The village was first mentioned in 1200 as Sulen and maybe in 1169 as well. The etymology is unclear. It is called Oud (old) to distinguish from Zuilen which is nowadays a neighbourhood of the city of Utrecht. Oud-Zuilen started as a little village probably near the castle.

Zuylen Castle dates from at least 1178, and the wooden castle Tule from 883 could have been its predecessor. The van Borselen family who owned the castle were in dispute with the city of Utrecht, and the castle was destroyed in 1422 by angry citizens. In 1520, the castle was rebuilt. The current castle dates from the 18th century and is now a museum.

A chapel in Oud-Zuilen was first mentioned in 1050. The Dutch Reformed Church was built in 1654, but lost in a fire in 1847, however some parts like the cartouches were salvaged. In 1840, Oud-Zuilen was home to 318 people. In 1954, the municipality was dissolved. Oud-Zuilen and the hamlet Oostwaard were transferred to Maarssen, and the remainder became a neighbourhood of Utrecht.

WHAT YOU WILL DO
Extract from the passage on Oud-Zuilen the part that opens with the words containing "The village was" and closes with "now a museum.", reproducing it word for word. Rely solely on the passage on Oud-Zuilen above.

INFORMATION GIVEN
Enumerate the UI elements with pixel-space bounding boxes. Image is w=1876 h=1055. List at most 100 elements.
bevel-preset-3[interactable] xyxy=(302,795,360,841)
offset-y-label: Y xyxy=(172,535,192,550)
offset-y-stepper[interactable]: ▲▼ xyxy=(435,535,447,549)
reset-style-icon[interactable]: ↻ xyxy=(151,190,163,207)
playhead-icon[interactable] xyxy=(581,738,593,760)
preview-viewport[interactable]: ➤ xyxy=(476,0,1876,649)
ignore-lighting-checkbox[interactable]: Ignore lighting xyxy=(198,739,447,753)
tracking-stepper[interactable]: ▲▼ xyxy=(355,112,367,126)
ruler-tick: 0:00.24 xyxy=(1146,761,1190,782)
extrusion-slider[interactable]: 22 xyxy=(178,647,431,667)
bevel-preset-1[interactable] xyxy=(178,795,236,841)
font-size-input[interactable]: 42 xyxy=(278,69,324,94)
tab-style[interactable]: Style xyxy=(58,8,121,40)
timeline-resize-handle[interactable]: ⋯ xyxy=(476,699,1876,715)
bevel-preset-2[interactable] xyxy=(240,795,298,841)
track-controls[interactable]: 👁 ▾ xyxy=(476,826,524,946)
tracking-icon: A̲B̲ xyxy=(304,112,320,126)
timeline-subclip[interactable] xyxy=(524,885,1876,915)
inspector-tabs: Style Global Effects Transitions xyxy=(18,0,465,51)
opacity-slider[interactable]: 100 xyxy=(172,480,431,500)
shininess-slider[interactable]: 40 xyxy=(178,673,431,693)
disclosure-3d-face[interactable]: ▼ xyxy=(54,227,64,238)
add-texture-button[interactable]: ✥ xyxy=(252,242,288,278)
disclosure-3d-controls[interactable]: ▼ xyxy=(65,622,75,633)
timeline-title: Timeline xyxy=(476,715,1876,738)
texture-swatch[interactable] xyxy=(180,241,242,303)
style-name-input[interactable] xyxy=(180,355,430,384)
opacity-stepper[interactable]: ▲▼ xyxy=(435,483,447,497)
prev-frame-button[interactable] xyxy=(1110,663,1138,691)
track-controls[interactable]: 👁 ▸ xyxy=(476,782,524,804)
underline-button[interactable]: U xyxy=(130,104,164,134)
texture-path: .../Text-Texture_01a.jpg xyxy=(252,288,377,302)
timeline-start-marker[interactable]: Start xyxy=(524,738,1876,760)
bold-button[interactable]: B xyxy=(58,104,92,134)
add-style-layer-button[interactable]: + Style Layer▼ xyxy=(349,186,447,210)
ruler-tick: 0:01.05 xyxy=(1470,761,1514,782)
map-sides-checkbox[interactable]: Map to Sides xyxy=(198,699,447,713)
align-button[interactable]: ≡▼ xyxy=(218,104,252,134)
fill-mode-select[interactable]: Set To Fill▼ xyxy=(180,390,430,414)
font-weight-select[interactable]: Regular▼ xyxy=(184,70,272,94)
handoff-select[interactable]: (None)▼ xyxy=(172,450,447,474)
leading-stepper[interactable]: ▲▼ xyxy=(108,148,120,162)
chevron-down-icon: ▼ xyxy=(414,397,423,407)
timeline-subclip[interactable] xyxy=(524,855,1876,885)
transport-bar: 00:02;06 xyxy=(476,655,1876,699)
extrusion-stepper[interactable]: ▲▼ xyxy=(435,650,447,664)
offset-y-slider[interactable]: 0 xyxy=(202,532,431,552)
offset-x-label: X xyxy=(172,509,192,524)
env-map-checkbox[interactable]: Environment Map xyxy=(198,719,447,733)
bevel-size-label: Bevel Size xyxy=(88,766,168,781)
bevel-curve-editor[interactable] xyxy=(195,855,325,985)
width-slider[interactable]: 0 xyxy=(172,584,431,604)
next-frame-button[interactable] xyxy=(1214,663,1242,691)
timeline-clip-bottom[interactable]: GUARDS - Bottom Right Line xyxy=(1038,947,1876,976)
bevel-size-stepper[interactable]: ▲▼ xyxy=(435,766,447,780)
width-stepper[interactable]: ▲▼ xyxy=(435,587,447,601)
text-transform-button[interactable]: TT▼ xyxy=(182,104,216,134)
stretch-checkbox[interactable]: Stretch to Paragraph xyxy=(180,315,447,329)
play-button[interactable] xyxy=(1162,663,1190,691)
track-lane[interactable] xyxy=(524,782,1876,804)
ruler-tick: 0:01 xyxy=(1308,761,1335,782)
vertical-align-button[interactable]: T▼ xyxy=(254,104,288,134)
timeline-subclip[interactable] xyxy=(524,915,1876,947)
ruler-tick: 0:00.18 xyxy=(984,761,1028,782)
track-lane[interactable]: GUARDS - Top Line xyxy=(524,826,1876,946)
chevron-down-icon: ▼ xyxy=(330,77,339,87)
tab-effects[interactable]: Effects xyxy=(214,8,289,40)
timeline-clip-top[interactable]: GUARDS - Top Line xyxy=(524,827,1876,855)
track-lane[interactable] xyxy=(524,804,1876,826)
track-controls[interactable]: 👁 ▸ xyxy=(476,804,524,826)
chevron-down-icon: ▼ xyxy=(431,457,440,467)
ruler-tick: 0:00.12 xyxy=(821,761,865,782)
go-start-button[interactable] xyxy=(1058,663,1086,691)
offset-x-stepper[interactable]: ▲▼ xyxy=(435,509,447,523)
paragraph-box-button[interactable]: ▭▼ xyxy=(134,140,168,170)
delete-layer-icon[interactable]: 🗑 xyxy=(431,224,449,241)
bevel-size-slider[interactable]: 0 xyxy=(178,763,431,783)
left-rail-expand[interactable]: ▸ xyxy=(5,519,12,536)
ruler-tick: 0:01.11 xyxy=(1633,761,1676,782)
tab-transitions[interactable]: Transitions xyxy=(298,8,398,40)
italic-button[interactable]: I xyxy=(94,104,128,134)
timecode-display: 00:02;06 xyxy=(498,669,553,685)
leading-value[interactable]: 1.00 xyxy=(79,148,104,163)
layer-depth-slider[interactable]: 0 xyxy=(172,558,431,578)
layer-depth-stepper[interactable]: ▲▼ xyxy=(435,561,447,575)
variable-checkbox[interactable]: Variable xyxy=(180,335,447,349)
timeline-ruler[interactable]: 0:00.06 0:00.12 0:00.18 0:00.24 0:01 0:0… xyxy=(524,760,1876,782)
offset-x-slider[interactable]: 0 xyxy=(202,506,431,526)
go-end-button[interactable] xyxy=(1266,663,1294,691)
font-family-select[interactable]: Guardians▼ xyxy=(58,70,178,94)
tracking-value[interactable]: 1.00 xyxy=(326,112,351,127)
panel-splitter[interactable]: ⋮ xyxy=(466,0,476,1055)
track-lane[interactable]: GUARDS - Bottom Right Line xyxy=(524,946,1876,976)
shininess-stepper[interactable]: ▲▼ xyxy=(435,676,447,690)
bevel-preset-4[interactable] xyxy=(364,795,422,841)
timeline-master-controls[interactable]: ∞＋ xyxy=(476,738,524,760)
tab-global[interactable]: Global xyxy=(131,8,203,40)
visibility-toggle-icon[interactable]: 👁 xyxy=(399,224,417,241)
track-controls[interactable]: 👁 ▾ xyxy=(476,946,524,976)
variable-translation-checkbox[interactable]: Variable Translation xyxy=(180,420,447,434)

SOLUTION TO THE EXERCISE
The village was first mentioned in 1200 as Sulen and maybe in 1169 as well. The etymology is unclear. It is called Oud (old) to distinguish from Zuilen which is nowadays a neighbourhood of the city of Utrecht. Oud-Zuilen started as a little village probably near the castle.

Zuylen Castle dates from at least 1178, and the wooden castle Tule from 883 could have been its predecessor. The van Borselen family who owned the castle were in dispute with the city of Utrecht, and the castle was destroyed in 1422 by angry citizens. In 1520, the castle was rebuilt. The current castle dates from the 18th century and is now a museum.